=== Set exercise ===
Copy each entry as it stands, leaving nothing out.

*-*-*

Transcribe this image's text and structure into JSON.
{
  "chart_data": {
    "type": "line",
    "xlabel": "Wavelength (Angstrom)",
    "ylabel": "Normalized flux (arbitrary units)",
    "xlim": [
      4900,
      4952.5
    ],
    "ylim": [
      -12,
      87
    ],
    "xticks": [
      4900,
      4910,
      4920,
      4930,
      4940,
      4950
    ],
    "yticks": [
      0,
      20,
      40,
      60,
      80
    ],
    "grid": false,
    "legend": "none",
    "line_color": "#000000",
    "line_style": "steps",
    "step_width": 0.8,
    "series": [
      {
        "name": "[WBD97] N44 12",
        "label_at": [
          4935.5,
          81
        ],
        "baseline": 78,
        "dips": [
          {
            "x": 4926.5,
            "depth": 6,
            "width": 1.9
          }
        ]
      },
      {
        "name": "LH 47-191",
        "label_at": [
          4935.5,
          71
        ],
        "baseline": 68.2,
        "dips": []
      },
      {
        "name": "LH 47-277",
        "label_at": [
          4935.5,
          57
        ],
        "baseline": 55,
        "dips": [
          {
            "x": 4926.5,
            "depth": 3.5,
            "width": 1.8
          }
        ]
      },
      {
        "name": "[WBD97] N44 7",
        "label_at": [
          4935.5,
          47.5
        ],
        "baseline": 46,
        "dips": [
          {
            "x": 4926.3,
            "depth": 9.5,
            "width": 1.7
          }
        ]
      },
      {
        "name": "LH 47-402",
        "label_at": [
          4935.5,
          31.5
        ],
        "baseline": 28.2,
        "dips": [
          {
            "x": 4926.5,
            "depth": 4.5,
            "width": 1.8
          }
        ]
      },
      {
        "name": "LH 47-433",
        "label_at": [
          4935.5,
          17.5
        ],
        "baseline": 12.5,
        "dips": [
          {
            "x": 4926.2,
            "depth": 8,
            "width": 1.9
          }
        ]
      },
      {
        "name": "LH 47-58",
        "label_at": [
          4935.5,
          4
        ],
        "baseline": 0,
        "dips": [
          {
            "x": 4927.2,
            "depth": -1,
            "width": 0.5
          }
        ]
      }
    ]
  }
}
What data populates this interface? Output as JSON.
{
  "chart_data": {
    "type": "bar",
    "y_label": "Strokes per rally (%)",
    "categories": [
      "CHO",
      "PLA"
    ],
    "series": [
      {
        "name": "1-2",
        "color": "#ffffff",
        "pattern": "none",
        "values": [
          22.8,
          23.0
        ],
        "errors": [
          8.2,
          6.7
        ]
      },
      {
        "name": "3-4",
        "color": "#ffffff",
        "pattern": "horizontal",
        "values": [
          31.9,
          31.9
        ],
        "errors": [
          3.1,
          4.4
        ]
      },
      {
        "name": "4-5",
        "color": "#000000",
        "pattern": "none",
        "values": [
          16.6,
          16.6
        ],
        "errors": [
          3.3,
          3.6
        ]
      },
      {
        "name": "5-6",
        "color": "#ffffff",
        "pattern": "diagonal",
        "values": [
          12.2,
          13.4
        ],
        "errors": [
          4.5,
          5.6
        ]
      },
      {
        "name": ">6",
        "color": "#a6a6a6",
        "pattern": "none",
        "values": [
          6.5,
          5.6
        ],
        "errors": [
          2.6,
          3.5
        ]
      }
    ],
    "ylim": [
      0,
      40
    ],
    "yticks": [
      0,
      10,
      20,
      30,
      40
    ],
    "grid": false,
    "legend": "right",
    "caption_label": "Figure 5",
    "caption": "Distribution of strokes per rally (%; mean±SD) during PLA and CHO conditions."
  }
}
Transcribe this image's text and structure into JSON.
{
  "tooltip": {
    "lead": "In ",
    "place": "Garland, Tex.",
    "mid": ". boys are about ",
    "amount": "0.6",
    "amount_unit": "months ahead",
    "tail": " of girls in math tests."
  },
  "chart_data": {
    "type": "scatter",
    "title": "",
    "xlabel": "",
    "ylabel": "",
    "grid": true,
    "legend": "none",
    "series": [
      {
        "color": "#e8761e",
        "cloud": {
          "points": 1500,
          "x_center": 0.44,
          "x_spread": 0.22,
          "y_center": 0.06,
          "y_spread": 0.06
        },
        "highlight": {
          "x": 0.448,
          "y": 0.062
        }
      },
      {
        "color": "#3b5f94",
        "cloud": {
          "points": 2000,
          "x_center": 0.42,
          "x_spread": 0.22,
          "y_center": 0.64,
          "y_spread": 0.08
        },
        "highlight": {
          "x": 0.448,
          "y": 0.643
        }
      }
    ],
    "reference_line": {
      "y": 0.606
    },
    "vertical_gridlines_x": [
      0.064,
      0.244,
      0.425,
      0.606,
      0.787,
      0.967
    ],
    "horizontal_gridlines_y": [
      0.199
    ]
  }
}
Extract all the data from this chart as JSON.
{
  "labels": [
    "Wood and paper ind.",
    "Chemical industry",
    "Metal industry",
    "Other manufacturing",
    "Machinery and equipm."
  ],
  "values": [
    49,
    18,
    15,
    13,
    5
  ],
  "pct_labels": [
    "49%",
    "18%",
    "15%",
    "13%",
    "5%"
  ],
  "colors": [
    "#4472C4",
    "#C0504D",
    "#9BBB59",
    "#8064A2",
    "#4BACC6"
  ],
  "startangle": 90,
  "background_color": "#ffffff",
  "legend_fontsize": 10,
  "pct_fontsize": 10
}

*-*-*

=== Expected output ===
Transcribe this image's text and structure into JSON.
{
  "chart_data": {
    "type": "line",
    "xlabel": "Wavelength (Angstrom)",
    "ylabel": "Normalized flux (arbitrary units)",
    "xlim": [
      4900,
      4952.5
    ],
    "ylim": [
      -12,
      87
    ],
    "xticks": [
      4900,
      4910,
      4920,
      4930,
      4940,
      4950
    ],
    "yticks": [
      0,
      20,
      40,
      60,
      80
    ],
    "grid": false,
    "legend": "none",
    "line_color": "#000000",
    "line_style": "steps",
    "step_width": 0.8,
    "series": [
      {
        "name": "[WBD97] N44 12",
        "label_at": [
          4935.5,
          81
        ],
        "baseline": 78,
        "dips": [
          {
            "x": 4926.5,
            "depth": 6,
            "width": 1.9
          }
        ]
      },
      {
        "name": "LH 47-191",
        "label_at": [
          4935.5,
          71
        ],
        "baseline": 68.2,
        "dips": []
      },
      {
        "name": "LH 47-277",
        "label_at": [
          4935.5,
          57
        ],
        "baseline": 55,
        "dips": [
          {
            "x": 4926.5,
            "depth": 3.5,
            "width": 1.8
          }
        ]
      },
      {
        "name": "[WBD97] N44 7",
        "label_at": [
          4935.5,
          47.5
        ],
        "baseline": 46,
        "dips": [
          {
            "x": 4926.3,
            "depth": 9.5,
            "width": 1.7
          }
        ]
      },
      {
        "name": "LH 47-402",
        "label_at": [
          4935.5,
          31.5
        ],
        "baseline": 28.2,
        "dips": [
          {
            "x": 4926.5,
            "depth": 4.5,
            "width": 1.8
          }
        ]
      },
      {
        "name": "LH 47-433",
        "label_at": [
          4935.5,
          17.5
        ],
        "baseline": 12.5,
        "dips": [
          {
            "x": 4926.2,
            "depth": 8,
            "width": 1.9
          }
        ]
      },
      {
        "name": "LH 47-58",
        "label_at": [
          4935.5,
          4
        ],
        "baseline": 0,
        "dips": [
          {
            "x": 4927.2,
            "depth": -1,
            "width": 0.5
          }
        ]
      }
    ]
  }
}
What data populates this interface? Output as JSON.
{
  "chart_data": {
    "type": "bar",
    "y_label": "Strokes per rally (%)",
    "categories": [
      "CHO",
      "PLA"
    ],
    "series": [
      {
        "name": "1-2",
        "color": "#ffffff",
        "pattern": "none",
        "values": [
          22.8,
          23.0
        ],
        "errors": [
          8.2,
          6.7
        ]
      },
      {
        "name": "3-4",
        "color": "#ffffff",
        "pattern": "horizontal",
        "values": [
          31.9,
          31.9
        ],
        "errors": [
          3.1,
          4.4
        ]
      },
      {
        "name": "4-5",
        "color": "#000000",
        "pattern": "none",
        "values": [
          16.6,
          16.6
        ],
        "errors": [
          3.3,
          3.6
        ]
      },
      {
        "name": "5-6",
        "color": "#ffffff",
        "pattern": "diagonal",
        "values": [
          12.2,
          13.4
        ],
        "errors": [
          4.5,
          5.6
        ]
      },
      {
        "name": ">6",
        "color": "#a6a6a6",
        "pattern": "none",
        "values": [
          6.5,
          5.6
        ],
        "errors": [
          2.6,
          3.5
        ]
      }
    ],
    "ylim": [
      0,
      40
    ],
    "yticks": [
      0,
      10,
      20,
      30,
      40
    ],
    "grid": false,
    "legend": "right",
    "caption_label": "Figure 5",
    "caption": "Distribution of strokes per rally (%; mean±SD) during PLA and CHO conditions."
  }
}
Transcribe this image's text and structure into JSON.
{
  "tooltip": {
    "lead": "In ",
    "place": "Garland, Tex.",
    "mid": ". boys are about ",
    "amount": "0.6",
    "amount_unit": "months ahead",
    "tail": " of girls in math tests."
  },
  "chart_data": {
    "type": "scatter",
    "title": "",
    "xlabel": "",
    "ylabel": "",
    "grid": true,
    "legend": "none",
    "series": [
      {
        "color": "#e8761e",
        "cloud": {
          "points": 1500,
          "x_center": 0.44,
          "x_spread": 0.22,
          "y_center": 0.06,
          "y_spread": 0.06
        },
        "highlight": {
          "x": 0.448,
          "y": 0.062
        }
      },
      {
        "color": "#3b5f94",
        "cloud": {
          "points": 2000,
          "x_center": 0.42,
          "x_spread": 0.22,
          "y_center": 0.64,
          "y_spread": 0.08
        },
        "highlight": {
          "x": 0.448,
          "y": 0.643
        }
      }
    ],
    "reference_line": {
      "y": 0.606
    },
    "vertical_gridlines_x": [
      0.064,
      0.244,
      0.425,
      0.606,
      0.787,
      0.967
    ],
    "horizontal_gridlines_y": [
      0.199
    ]
  }
}
Extract all the data from this chart as JSON.
{
  "labels": [
    "Wood and paper ind.",
    "Chemical industry",
    "Metal industry",
    "Other manufacturing",
    "Machinery and equipm."
  ],
  "values": [
    49,
    18,
    15,
    13,
    5
  ],
  "pct_labels": [
    "49%",
    "18%",
    "15%",
    "13%",
    "5%"
  ],
  "colors": [
    "#4472C4",
    "#C0504D",
    "#9BBB59",
    "#8064A2",
    "#4BACC6"
  ],
  "startangle": 90,
  "background_color": "#ffffff",
  "legend_fontsize": 10,
  "pct_fontsize": 10
}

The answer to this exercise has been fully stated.